Dataset content -
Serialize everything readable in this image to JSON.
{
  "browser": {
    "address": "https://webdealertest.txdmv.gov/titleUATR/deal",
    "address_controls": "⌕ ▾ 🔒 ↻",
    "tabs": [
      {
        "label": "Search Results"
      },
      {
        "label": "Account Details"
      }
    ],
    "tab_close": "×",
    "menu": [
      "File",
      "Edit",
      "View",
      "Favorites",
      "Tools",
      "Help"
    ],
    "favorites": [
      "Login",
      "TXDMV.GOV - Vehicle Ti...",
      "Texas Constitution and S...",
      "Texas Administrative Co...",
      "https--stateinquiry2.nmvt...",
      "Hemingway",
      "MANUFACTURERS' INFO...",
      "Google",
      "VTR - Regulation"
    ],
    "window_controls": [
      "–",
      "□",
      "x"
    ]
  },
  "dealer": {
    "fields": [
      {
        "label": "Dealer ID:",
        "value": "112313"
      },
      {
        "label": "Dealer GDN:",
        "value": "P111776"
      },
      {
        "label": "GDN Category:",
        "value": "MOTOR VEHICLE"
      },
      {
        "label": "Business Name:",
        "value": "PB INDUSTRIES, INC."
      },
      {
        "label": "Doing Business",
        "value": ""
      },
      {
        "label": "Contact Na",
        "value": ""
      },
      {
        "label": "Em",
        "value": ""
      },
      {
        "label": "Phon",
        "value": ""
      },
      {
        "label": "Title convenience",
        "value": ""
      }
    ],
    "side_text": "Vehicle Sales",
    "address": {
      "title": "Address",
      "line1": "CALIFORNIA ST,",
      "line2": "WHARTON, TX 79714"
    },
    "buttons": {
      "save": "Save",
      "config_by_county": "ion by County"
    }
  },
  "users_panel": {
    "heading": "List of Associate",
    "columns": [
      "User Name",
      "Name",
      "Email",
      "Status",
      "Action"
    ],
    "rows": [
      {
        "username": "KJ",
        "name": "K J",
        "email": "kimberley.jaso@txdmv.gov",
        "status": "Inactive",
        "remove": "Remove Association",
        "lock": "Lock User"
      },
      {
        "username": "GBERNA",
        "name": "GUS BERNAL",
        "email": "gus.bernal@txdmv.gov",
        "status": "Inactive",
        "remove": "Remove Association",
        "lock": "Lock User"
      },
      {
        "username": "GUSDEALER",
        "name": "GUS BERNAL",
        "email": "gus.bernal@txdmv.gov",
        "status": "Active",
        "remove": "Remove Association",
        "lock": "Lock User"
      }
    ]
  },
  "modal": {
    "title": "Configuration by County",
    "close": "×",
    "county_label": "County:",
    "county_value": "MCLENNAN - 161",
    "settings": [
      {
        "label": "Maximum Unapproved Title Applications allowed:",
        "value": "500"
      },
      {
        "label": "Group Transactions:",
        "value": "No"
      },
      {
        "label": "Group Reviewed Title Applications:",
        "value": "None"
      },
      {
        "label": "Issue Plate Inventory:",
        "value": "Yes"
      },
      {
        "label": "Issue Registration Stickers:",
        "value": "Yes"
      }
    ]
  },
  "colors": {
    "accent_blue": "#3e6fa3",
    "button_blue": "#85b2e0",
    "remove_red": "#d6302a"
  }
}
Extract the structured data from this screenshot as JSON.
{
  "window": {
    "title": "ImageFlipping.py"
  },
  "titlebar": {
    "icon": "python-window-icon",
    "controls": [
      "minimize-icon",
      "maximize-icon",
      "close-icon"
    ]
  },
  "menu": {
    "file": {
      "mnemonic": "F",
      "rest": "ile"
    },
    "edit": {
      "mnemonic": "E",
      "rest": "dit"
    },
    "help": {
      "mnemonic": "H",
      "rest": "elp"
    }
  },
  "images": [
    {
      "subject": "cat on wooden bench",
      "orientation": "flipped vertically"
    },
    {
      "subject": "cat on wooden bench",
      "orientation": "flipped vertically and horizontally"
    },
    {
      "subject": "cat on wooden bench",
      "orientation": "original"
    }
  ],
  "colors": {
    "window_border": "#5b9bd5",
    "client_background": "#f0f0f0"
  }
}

What is asked - Identify all lines where the word "username" shows up. Copy them.

Answer below -
        "username": "KJ",
        "username": "GBERNA",
        "username": "GUSDEALER",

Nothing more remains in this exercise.